◆ The task ◆
Pull each line holding the word "Enumerate" from the data.

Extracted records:

***

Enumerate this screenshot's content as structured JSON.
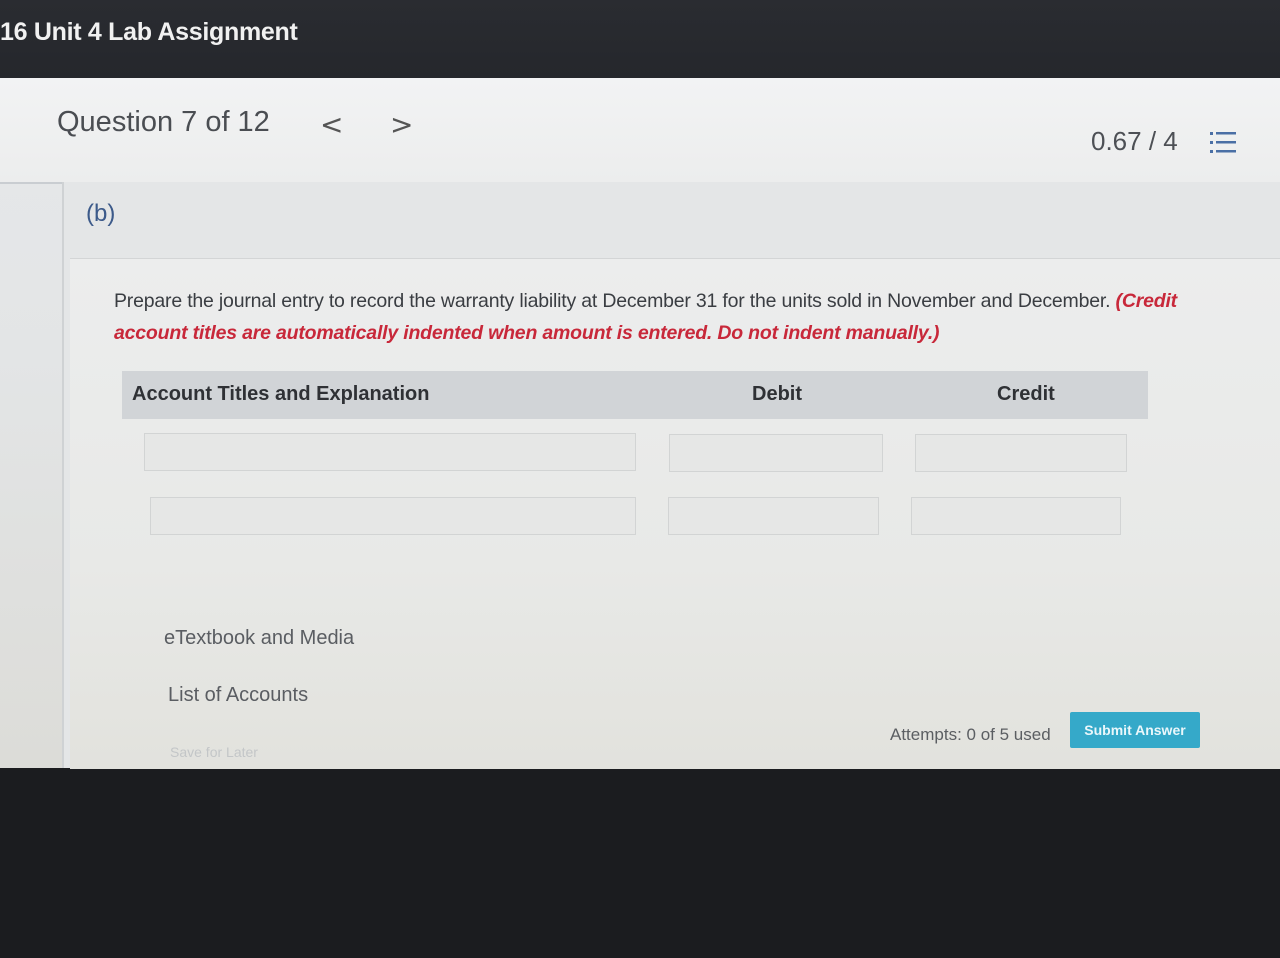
{
  "app": {
    "title": "16 Unit 4 Lab Assignment"
  },
  "question_header": {
    "label": "Question 7 of 12",
    "prev": "<",
    "next": ">",
    "score": "0.67 / 4",
    "list_icon": "list-icon"
  },
  "part": {
    "label": "(b)",
    "prompt": "Prepare the journal entry to record the warranty liability at December 31 for the units sold in November and December.",
    "note": "(Credit account titles are automatically indented when amount is entered. Do not indent manually.)"
  },
  "journal_table": {
    "headers": {
      "account": "Account Titles and Explanation",
      "debit": "Debit",
      "credit": "Credit"
    },
    "rows": [
      {
        "account": "",
        "debit": "",
        "credit": ""
      },
      {
        "account": "",
        "debit": "",
        "credit": ""
      }
    ]
  },
  "links": {
    "etextbook": "eTextbook and Media",
    "accounts": "List of Accounts"
  },
  "footer": {
    "save_later": "Save for Later",
    "attempts": "Attempts: 0 of 5 used",
    "submit": "Submit Answer"
  },
  "colors": {
    "accent": "#35a9c9",
    "note_red": "#c8283a",
    "part_blue": "#3c5a8a"
  }
}
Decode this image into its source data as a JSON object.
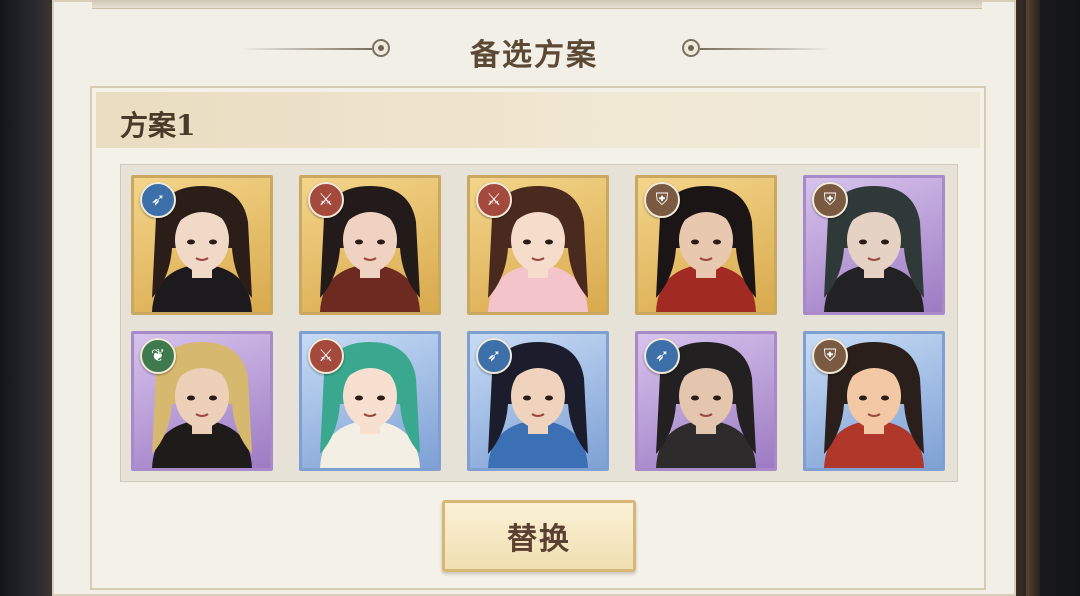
{
  "section": {
    "title": "备选方案"
  },
  "plan": {
    "title": "方案1",
    "replace_label": "替换",
    "heroes": [
      {
        "frame": "gold",
        "class_icon": "arrow-icon",
        "class_color": "#3d6fa8",
        "skin": "#f1d9c8",
        "hair": "#2b1d18",
        "outfit": "#1c1a1d"
      },
      {
        "frame": "gold",
        "class_icon": "sword-icon",
        "class_color": "#a34a3c",
        "skin": "#f0d2c2",
        "hair": "#231a1a",
        "outfit": "#6d2a20"
      },
      {
        "frame": "gold",
        "class_icon": "sword-icon",
        "class_color": "#a34a3c",
        "skin": "#f6dcca",
        "hair": "#4a2a1e",
        "outfit": "#f3c4c9"
      },
      {
        "frame": "gold",
        "class_icon": "shield-icon",
        "class_color": "#7a5a40",
        "skin": "#e9c8b0",
        "hair": "#1b1515",
        "outfit": "#a12a22"
      },
      {
        "frame": "purple",
        "class_icon": "shield-icon",
        "class_color": "#7a5a40",
        "skin": "#e6d2c4",
        "hair": "#2f3a38",
        "outfit": "#222224"
      },
      {
        "frame": "purple",
        "class_icon": "leaf-icon",
        "class_color": "#3f7a4e",
        "skin": "#ecd1b8",
        "hair": "#d6b96e",
        "outfit": "#1f1b1a"
      },
      {
        "frame": "blue",
        "class_icon": "sword-icon",
        "class_color": "#a34a3c",
        "skin": "#f7e0cf",
        "hair": "#3aa88e",
        "outfit": "#f4efe4"
      },
      {
        "frame": "blue",
        "class_icon": "arrow-icon",
        "class_color": "#3d6fa8",
        "skin": "#efd3bd",
        "hair": "#1b1d2c",
        "outfit": "#3b70b4"
      },
      {
        "frame": "purple",
        "class_icon": "arrow-icon",
        "class_color": "#3d6fa8",
        "skin": "#e3c6ad",
        "hair": "#232021",
        "outfit": "#2d2b2c"
      },
      {
        "frame": "blue",
        "class_icon": "shield-icon",
        "class_color": "#7a5a40",
        "skin": "#f2c9a4",
        "hair": "#2a1f1a",
        "outfit": "#b0382a"
      }
    ]
  }
}
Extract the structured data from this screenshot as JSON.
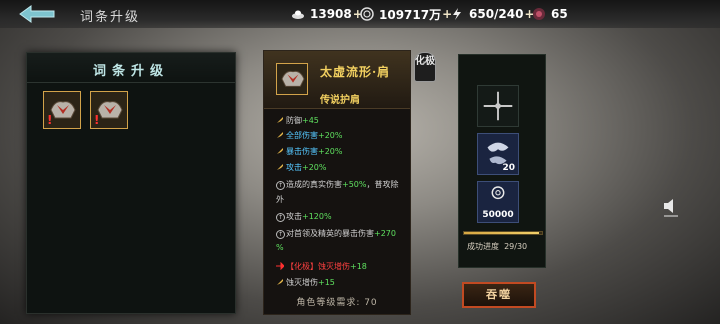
{
  "header": {
    "title": "词条升级",
    "resources": [
      {
        "name": "coins",
        "value": "13908",
        "icon": "ingot-icon"
      },
      {
        "name": "jade",
        "value": "109717万",
        "icon": "coin-ring-icon"
      },
      {
        "name": "stamina",
        "value": "650/240",
        "icon": "lightning-icon"
      },
      {
        "name": "gems",
        "value": "65",
        "icon": "gem-icon"
      }
    ]
  },
  "left_panel": {
    "title": "词条升级",
    "items": [
      {
        "icon": "shoulder-armor-icon",
        "warning": "!"
      },
      {
        "icon": "shoulder-armor-icon",
        "warning": "!"
      }
    ]
  },
  "item_detail": {
    "name": "太虚流形·肩",
    "quality": "传说护肩",
    "grade_badge": "化极",
    "attributes": [
      {
        "label": "防御",
        "value": "+45"
      },
      {
        "label": "全部伤害",
        "value": "+20%"
      },
      {
        "label": "暴击伤害",
        "value": "+20%"
      },
      {
        "label": "攻击",
        "value": "+20%"
      }
    ],
    "specials": [
      {
        "label": "造成的真实伤害",
        "value": "+50%",
        "suffix": "，普攻除",
        "suffix2": "外"
      },
      {
        "label": "攻击",
        "value": "+120%"
      },
      {
        "label": "对首领及精英的暴击伤害",
        "value": "+270",
        "suffix2": "%"
      }
    ],
    "set_bonus": {
      "label": "【化极】蚀灭增伤",
      "value": "+18"
    },
    "extra": {
      "label": "蚀灭增伤",
      "value": "+15"
    },
    "requirement": "角色等级需求: 70"
  },
  "right_panel": {
    "material_count": "20",
    "coin_cost": "50000",
    "progress": {
      "label": "成功进度",
      "value": "29/30",
      "fraction": 0.9667
    },
    "devour_label": "吞噬"
  },
  "colors": {
    "gold": "#f2d060",
    "green": "#5fe05f",
    "cyan": "#55c8ff",
    "red": "#ff4040",
    "button_border": "#c24a22"
  }
}
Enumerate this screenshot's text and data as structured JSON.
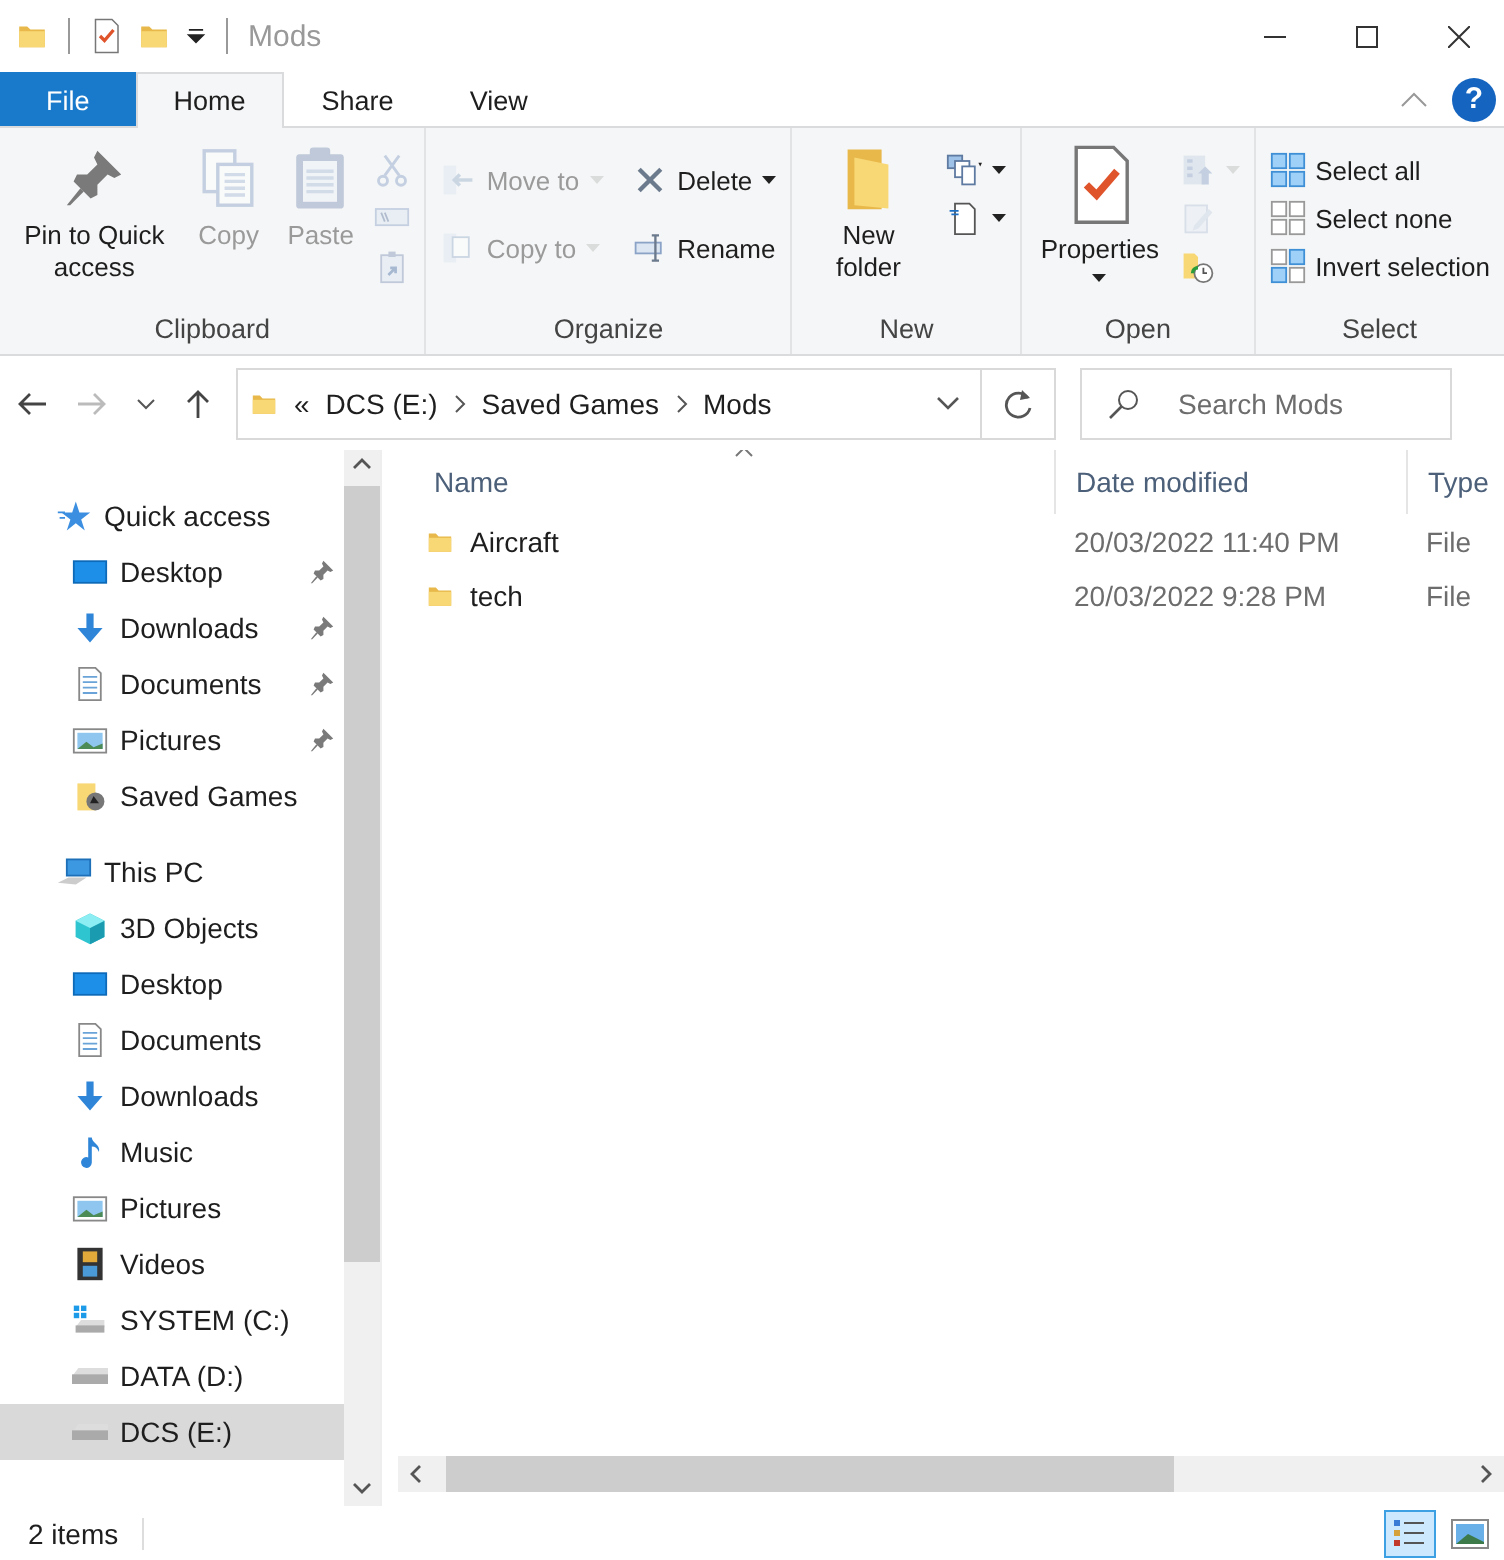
{
  "window": {
    "title": "Mods"
  },
  "help_button": "?",
  "ribbon_tabs": [
    {
      "label": "File",
      "kind": "file",
      "selected": false
    },
    {
      "label": "Home",
      "kind": "tab",
      "selected": true
    },
    {
      "label": "Share",
      "kind": "tab",
      "selected": false
    },
    {
      "label": "View",
      "kind": "tab",
      "selected": false
    }
  ],
  "ribbon_groups": [
    {
      "label": "Clipboard",
      "commands": [
        {
          "label": "Pin to Quick access",
          "kind": "pin",
          "large": true,
          "disabled": false,
          "dropdown": false
        },
        {
          "label": "Copy",
          "kind": "copy",
          "large": true,
          "disabled": true,
          "dropdown": false
        },
        {
          "label": "Paste",
          "kind": "paste",
          "large": true,
          "disabled": true,
          "dropdown": false
        },
        {
          "kind": "cut",
          "large": false,
          "disabled": true,
          "dropdown": false
        },
        {
          "kind": "copypath",
          "large": false,
          "disabled": true,
          "dropdown": false
        },
        {
          "kind": "shortcut",
          "large": false,
          "disabled": true,
          "dropdown": false
        }
      ]
    },
    {
      "label": "Organize",
      "commands": [
        {
          "label": "Move to",
          "kind": "moveto",
          "large": false,
          "disabled": true,
          "dropdown": true
        },
        {
          "label": "Copy to",
          "kind": "copyto",
          "large": false,
          "disabled": true,
          "dropdown": true
        },
        {
          "label": "Delete",
          "kind": "delete",
          "large": false,
          "disabled": false,
          "dropdown": true
        },
        {
          "label": "Rename",
          "kind": "rename",
          "large": false,
          "disabled": false,
          "dropdown": false
        }
      ]
    },
    {
      "label": "New",
      "commands": [
        {
          "label": "New folder",
          "kind": "newfolder",
          "large": true,
          "disabled": false,
          "dropdown": false
        },
        {
          "kind": "newitem",
          "large": false,
          "disabled": false,
          "dropdown": true
        },
        {
          "kind": "easyaccess",
          "large": false,
          "disabled": false,
          "dropdown": true
        }
      ]
    },
    {
      "label": "Open",
      "commands": [
        {
          "label": "Properties",
          "kind": "properties",
          "large": true,
          "disabled": false,
          "dropdown": true
        },
        {
          "kind": "open",
          "large": false,
          "disabled": true,
          "dropdown": true
        },
        {
          "kind": "edit",
          "large": false,
          "disabled": true,
          "dropdown": false
        },
        {
          "kind": "history",
          "large": false,
          "disabled": false,
          "dropdown": false
        }
      ]
    },
    {
      "label": "Select",
      "commands": [
        {
          "label": "Select all",
          "kind": "selectall",
          "large": false,
          "disabled": false,
          "dropdown": false
        },
        {
          "label": "Select none",
          "kind": "selectnone",
          "large": false,
          "disabled": false,
          "dropdown": false
        },
        {
          "label": "Invert selection",
          "kind": "invert",
          "large": false,
          "disabled": false,
          "dropdown": false
        }
      ]
    }
  ],
  "address_bar": {
    "overflow": "«",
    "path": [
      "DCS (E:)",
      "Saved Games",
      "Mods"
    ]
  },
  "search": {
    "placeholder": "Search Mods"
  },
  "navigation": [
    {
      "label": "Quick access",
      "kind": "star",
      "selected": false,
      "children": [
        {
          "label": "Desktop",
          "kind": "desktop",
          "pinned": true,
          "selected": false
        },
        {
          "label": "Downloads",
          "kind": "download",
          "pinned": true,
          "selected": false
        },
        {
          "label": "Documents",
          "kind": "document",
          "pinned": true,
          "selected": false
        },
        {
          "label": "Pictures",
          "kind": "picture",
          "pinned": true,
          "selected": false
        },
        {
          "label": "Saved Games",
          "kind": "games",
          "pinned": false,
          "selected": false
        }
      ]
    },
    {
      "label": "This PC",
      "kind": "pc",
      "selected": false,
      "children": [
        {
          "label": "3D Objects",
          "kind": "cube",
          "pinned": false,
          "selected": false
        },
        {
          "label": "Desktop",
          "kind": "desktop",
          "pinned": false,
          "selected": false
        },
        {
          "label": "Documents",
          "kind": "document",
          "pinned": false,
          "selected": false
        },
        {
          "label": "Downloads",
          "kind": "download",
          "pinned": false,
          "selected": false
        },
        {
          "label": "Music",
          "kind": "music",
          "pinned": false,
          "selected": false
        },
        {
          "label": "Pictures",
          "kind": "picture",
          "pinned": false,
          "selected": false
        },
        {
          "label": "Videos",
          "kind": "video",
          "pinned": false,
          "selected": false
        },
        {
          "label": "SYSTEM (C:)",
          "kind": "windrive",
          "pinned": false,
          "selected": false
        },
        {
          "label": "DATA (D:)",
          "kind": "drive",
          "pinned": false,
          "selected": false
        },
        {
          "label": "DCS (E:)",
          "kind": "drive",
          "pinned": false,
          "selected": true
        }
      ]
    }
  ],
  "file_list": {
    "columns": [
      "Name",
      "Date modified",
      "Type"
    ],
    "rows": [
      {
        "name": "Aircraft",
        "date_modified": "20/03/2022 11:40 PM",
        "type": "File"
      },
      {
        "name": "tech",
        "date_modified": "20/03/2022 9:28 PM",
        "type": "File"
      }
    ]
  },
  "status_bar": {
    "item_count": "2 items",
    "views": [
      {
        "kind": "details",
        "selected": true
      },
      {
        "kind": "large",
        "selected": false
      }
    ]
  }
}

***

◆ Right answer ◆
Enumerate this screenshot's content as structured JSON.
Enumerate this screenshot's text and data as structured JSON.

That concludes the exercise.